Data listing
================================
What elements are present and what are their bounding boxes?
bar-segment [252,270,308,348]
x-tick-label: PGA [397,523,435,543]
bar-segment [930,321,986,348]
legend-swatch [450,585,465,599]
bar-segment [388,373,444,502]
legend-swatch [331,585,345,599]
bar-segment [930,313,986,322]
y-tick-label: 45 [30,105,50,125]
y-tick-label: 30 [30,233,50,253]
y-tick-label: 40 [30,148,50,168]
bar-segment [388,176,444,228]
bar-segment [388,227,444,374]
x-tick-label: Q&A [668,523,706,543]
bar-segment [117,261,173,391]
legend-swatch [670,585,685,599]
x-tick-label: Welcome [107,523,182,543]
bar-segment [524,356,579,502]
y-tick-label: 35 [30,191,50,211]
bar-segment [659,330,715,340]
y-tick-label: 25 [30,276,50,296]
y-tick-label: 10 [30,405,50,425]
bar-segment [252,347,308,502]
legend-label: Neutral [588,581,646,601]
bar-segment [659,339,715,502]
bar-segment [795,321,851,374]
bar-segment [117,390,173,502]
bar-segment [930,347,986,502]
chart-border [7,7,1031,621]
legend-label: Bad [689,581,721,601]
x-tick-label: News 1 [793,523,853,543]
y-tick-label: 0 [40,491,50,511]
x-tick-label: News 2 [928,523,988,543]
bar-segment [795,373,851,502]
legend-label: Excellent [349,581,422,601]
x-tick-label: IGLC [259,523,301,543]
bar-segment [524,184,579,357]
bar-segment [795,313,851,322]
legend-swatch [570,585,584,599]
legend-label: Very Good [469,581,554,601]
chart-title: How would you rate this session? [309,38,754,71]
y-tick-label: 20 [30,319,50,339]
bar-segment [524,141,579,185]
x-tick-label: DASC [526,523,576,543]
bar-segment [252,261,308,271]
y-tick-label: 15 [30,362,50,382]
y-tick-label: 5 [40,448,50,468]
================================
**Work instructions**
Rewrite every line of the items above as a numbered list, skipping any blank lines.

**Result**
1. What elements are present and what are their bounding boxes?
2. bar-segment [252,270,308,348]
3. x-tick-label: PGA [397,523,435,543]
4. bar-segment [930,321,986,348]
5. legend-swatch [450,585,465,599]
6. bar-segment [388,373,444,502]
7. legend-swatch [331,585,345,599]
8. bar-segment [930,313,986,322]
9. y-tick-label: 45 [30,105,50,125]
10. y-tick-label: 30 [30,233,50,253]
11. y-tick-label: 40 [30,148,50,168]
12. bar-segment [388,176,444,228]
13. bar-segment [388,227,444,374]
14. x-tick-label: Q&A [668,523,706,543]
15. bar-segment [117,261,173,391]
16. legend-swatch [670,585,685,599]
17. x-tick-label: Welcome [107,523,182,543]
18. bar-segment [524,356,579,502]
19. y-tick-label: 35 [30,191,50,211]
20. bar-segment [659,330,715,340]
21. y-tick-label: 25 [30,276,50,296]
22. y-tick-label: 10 [30,405,50,425]
23. bar-segment [252,347,308,502]
24. legend-label: Neutral [588,581,646,601]
25. bar-segment [659,339,715,502]
26. bar-segment [795,321,851,374]
27. bar-segment [117,390,173,502]
28. bar-segment [930,347,986,502]
29. chart-border [7,7,1031,621]
30. legend-label: Bad [689,581,721,601]
31. x-tick-label: News 1 [793,523,853,543]
32. y-tick-label: 0 [40,491,50,511]
33. x-tick-label: News 2 [928,523,988,543]
34. bar-segment [795,373,851,502]
35. legend-label: Excellent [349,581,422,601]
36. x-tick-label: IGLC [259,523,301,543]
37. bar-segment [524,184,579,357]
38. bar-segment [795,313,851,322]
39. legend-swatch [570,585,584,599]
40. legend-label: Very Good [469,581,554,601]
41. chart-title: How would you rate this session? [309,38,754,71]
42. y-tick-label: 20 [30,319,50,339]
43. bar-segment [524,141,579,185]
44. x-tick-label: DASC [526,523,576,543]
45. bar-segment [252,261,308,271]
46. y-tick-label: 15 [30,362,50,382]
47. y-tick-label: 5 [40,448,50,468]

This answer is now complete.